-- Begin TASK DATA --

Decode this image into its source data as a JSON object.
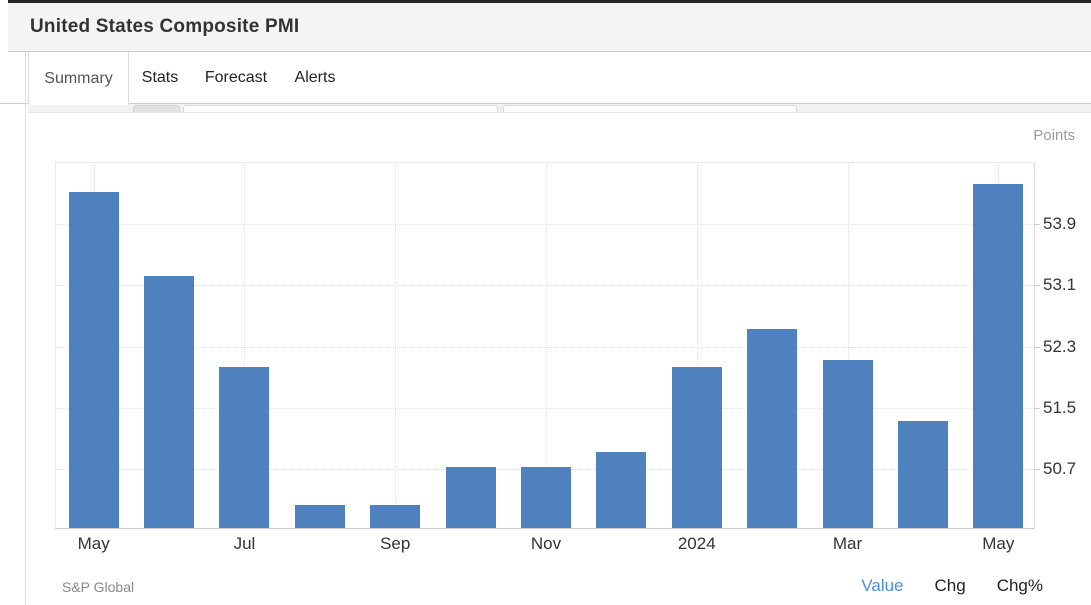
{
  "header": {
    "title": "United States Composite PMI"
  },
  "tabs": [
    {
      "label": "Summary",
      "active": true
    },
    {
      "label": "Stats",
      "active": false
    },
    {
      "label": "Forecast",
      "active": false
    },
    {
      "label": "Alerts",
      "active": false
    }
  ],
  "chart": {
    "unit_label": "Points",
    "source": "S&P Global",
    "footer_links": [
      {
        "label": "Value",
        "active": true
      },
      {
        "label": "Chg",
        "active": false
      },
      {
        "label": "Chg%",
        "active": false
      }
    ],
    "colors": {
      "bar": "#4E81BD",
      "active_link": "#4A90D9"
    }
  },
  "chart_data": {
    "type": "bar",
    "title": "United States Composite PMI",
    "ylabel": "Points",
    "categories": [
      "May 2023",
      "Jun 2023",
      "Jul 2023",
      "Aug 2023",
      "Sep 2023",
      "Oct 2023",
      "Nov 2023",
      "Dec 2023",
      "Jan 2024",
      "Feb 2024",
      "Mar 2024",
      "Apr 2024",
      "May 2024"
    ],
    "values": [
      54.3,
      53.2,
      52.0,
      50.2,
      50.2,
      50.7,
      50.7,
      50.9,
      52.0,
      52.5,
      52.1,
      51.3,
      54.4
    ],
    "x_tick_labels": [
      {
        "index": 0,
        "label": "May"
      },
      {
        "index": 2,
        "label": "Jul"
      },
      {
        "index": 4,
        "label": "Sep"
      },
      {
        "index": 6,
        "label": "Nov"
      },
      {
        "index": 8,
        "label": "2024"
      },
      {
        "index": 10,
        "label": "Mar"
      },
      {
        "index": 12,
        "label": "May"
      }
    ],
    "y_ticks": [
      53.9,
      53.1,
      52.3,
      51.5,
      50.7
    ],
    "ylim": [
      49.9,
      54.7
    ],
    "grid": "dotted",
    "legend_position": "none",
    "bar_color": "#4E81BD"
  }
}
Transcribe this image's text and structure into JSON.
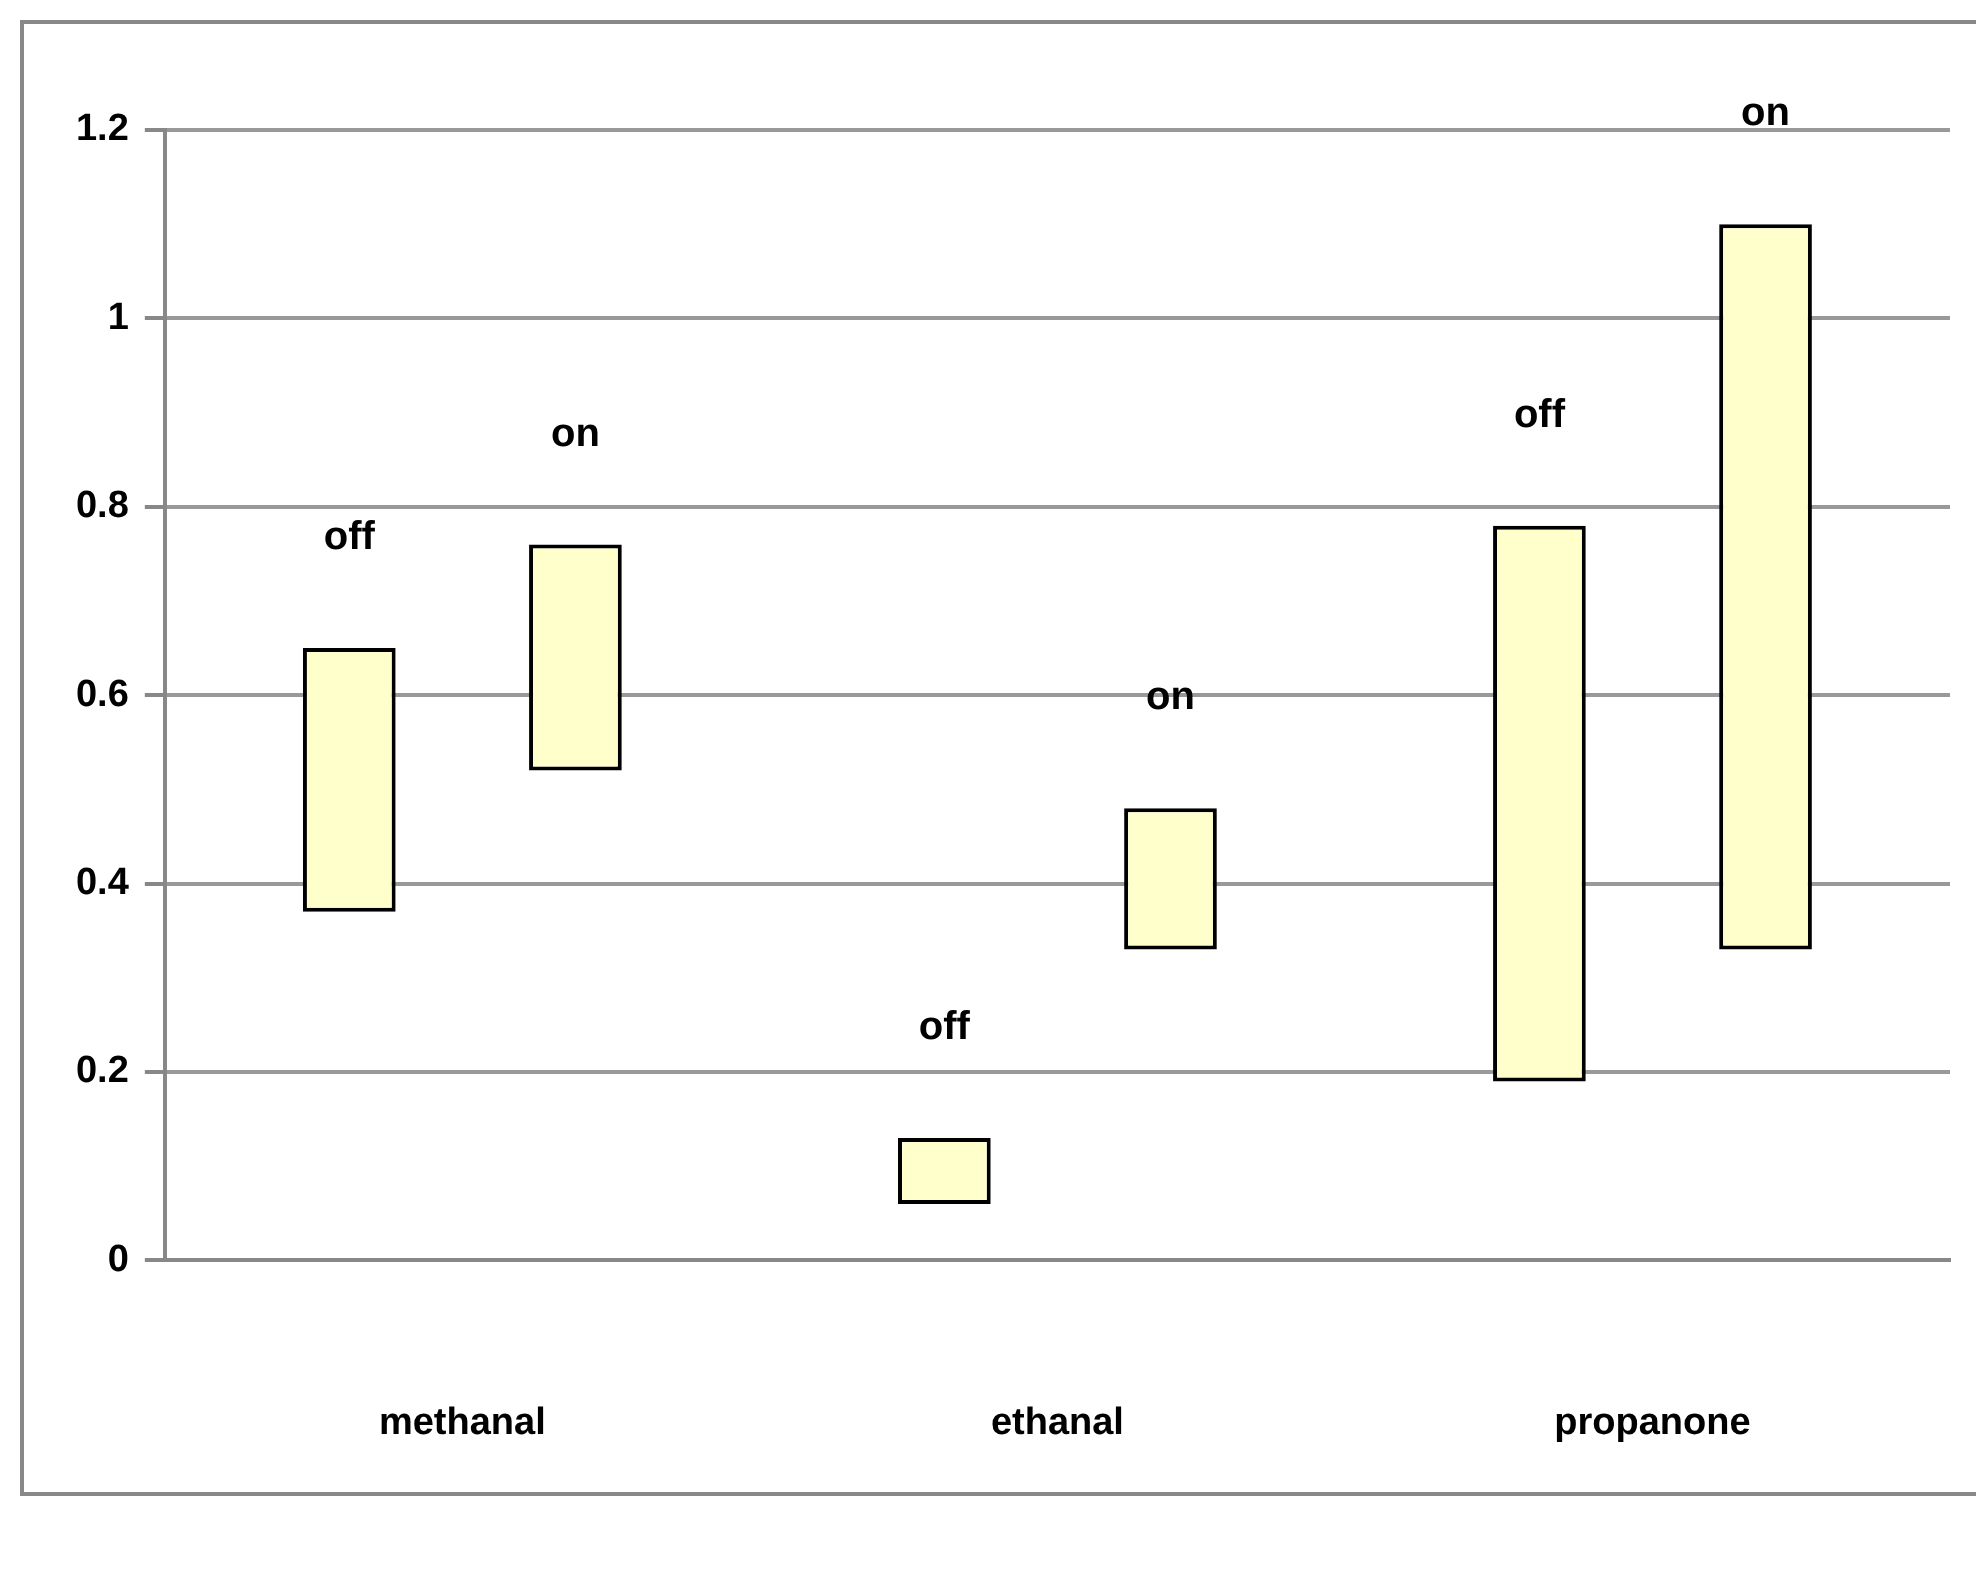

-- End TASK DATA --

§ WRITTEN EXERCISE: Determine how many lines in the data above contain the string "image". Give nothing except the number.

§ RESPONSE: 2